> _Written tasks_:
A) According to the shared unicast addresses memo, what is the primary motivation for developing and deploying the practices it describes?
B) Transcribe the section of the shared unicast addresses memo that opens with the words containing "Copyright Notice" and closes with "in those areas.".

Network Working Group T. Hardie Request for Comments: 3258 Nominum, Inc. Category: Informational April 2002

Distributing Authoritative Name Servers via Shared Unicast Addresses

Status of this Memo

 This memo provides information for the Internet community.  It does
 not specify an Internet standard of any kind.  Distribution of this
 memo is unlimited.

Copyright Notice

 Copyright (C) The Internet Society (2002).  All Rights Reserved.

Abstract

 This memo describes a set of practices intended to enable an
 authoritative name server operator to provide access to a single
 named server in multiple locations.  The primary motivation for the
 development and deployment of these practices is to increase the
 distribution of Domain Name System (DNS) servers to previously
 under-served areas of the network topology and to reduce the latency
 for DNS  query responses in those areas.

1. Introduction

 This memo describes a set of practices intended to enable an
 authoritative name server operator to provide access to a single
 named server in multiple locations.  The primary motivation for the
 development and deployment of these practices is to increase the
 distribution of DNS servers to previously under-served areas of the
 network topology and to reduce the latency for DNS query responses in
 those areas.  This document presumes a one-to-one mapping between
 named authoritative servers and administrative entities (operators).

> _Records_:

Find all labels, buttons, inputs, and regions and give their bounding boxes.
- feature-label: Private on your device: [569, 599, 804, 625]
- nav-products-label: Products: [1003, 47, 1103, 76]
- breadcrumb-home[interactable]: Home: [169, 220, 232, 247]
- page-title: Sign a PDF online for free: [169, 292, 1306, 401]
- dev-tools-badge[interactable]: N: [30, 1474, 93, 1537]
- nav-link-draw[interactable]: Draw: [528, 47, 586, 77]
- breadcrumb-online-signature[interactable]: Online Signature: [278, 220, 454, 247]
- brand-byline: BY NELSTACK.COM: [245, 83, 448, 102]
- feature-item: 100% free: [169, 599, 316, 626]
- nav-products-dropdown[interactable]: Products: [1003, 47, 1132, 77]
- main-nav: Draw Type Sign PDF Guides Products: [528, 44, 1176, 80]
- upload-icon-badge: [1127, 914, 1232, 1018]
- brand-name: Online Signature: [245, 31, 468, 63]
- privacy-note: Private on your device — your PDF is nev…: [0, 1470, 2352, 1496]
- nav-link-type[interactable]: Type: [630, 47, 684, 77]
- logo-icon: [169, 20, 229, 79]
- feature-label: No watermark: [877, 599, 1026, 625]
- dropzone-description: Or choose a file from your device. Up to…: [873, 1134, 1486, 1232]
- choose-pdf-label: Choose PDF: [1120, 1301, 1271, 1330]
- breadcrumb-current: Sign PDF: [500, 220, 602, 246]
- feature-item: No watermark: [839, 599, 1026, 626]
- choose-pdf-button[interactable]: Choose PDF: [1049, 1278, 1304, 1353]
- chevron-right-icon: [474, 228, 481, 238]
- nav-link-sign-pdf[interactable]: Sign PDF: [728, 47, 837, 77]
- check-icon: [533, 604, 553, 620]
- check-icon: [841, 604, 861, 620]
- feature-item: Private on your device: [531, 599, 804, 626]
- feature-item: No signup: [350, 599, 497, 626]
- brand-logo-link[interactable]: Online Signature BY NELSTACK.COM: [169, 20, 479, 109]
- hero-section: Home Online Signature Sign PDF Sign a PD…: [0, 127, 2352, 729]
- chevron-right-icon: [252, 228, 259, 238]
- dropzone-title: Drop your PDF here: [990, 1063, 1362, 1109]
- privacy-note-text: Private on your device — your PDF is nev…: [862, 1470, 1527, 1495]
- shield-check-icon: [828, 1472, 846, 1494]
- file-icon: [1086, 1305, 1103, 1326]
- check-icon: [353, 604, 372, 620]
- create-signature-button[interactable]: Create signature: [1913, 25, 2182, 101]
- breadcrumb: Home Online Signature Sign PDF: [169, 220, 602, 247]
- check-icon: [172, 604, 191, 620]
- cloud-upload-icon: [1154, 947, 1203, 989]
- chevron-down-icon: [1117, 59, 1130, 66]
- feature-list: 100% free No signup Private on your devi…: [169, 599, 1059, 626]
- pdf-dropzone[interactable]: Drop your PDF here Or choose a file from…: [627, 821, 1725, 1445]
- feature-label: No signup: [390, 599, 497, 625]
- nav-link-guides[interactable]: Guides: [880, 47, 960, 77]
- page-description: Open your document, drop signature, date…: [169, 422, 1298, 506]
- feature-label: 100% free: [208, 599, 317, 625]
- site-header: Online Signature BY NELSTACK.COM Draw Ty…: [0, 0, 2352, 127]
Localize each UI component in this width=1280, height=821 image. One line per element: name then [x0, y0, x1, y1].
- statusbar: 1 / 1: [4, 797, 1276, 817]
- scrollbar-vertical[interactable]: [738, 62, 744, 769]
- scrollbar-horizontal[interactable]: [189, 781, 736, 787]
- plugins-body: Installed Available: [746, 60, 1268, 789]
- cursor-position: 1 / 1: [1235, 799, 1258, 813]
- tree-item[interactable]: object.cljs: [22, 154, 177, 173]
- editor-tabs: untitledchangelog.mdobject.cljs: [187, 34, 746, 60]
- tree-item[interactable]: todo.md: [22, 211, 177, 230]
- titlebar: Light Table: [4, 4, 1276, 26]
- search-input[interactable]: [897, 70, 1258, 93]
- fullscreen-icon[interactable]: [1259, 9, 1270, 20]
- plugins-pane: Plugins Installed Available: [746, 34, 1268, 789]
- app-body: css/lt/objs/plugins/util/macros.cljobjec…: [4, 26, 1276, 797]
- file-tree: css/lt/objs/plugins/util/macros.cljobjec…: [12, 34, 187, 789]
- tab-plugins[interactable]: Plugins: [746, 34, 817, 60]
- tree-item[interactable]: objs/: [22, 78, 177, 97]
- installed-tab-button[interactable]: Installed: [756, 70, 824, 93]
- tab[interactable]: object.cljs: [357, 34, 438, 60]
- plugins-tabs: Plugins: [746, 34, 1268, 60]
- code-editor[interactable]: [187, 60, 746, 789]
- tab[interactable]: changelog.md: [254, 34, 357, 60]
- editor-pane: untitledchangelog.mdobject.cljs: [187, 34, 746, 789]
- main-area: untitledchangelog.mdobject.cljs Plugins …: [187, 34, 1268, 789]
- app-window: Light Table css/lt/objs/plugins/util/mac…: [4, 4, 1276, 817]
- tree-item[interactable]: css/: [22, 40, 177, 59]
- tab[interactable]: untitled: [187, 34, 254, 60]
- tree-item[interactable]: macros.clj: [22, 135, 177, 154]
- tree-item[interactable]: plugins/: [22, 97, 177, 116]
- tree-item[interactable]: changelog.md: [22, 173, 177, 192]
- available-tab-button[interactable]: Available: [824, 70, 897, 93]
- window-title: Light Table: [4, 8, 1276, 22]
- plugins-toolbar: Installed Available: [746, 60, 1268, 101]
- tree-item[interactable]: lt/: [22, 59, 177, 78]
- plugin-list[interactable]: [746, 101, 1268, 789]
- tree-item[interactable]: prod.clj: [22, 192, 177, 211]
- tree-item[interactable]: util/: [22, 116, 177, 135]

> _Results for each task_:
A) The aim is to increase the distribution of DNS servers to previously under-served areas of the network topology and to reduce the latency for DNS query responses in those areas.

B)
Copyright Notice

 Copyright (C) The Internet Society (2002).  All Rights Reserved.

Abstract

 This memo describes a set of practices intended to enable an
 authoritative name server operator to provide access to a single
 named server in multiple locations.  The primary motivation for the
 development and deployment of these practices is to increase the
 distribution of Domain Name System (DNS) servers to previously
 under-served areas of the network topology and to reduce the latency
 for DNS  query responses in those areas.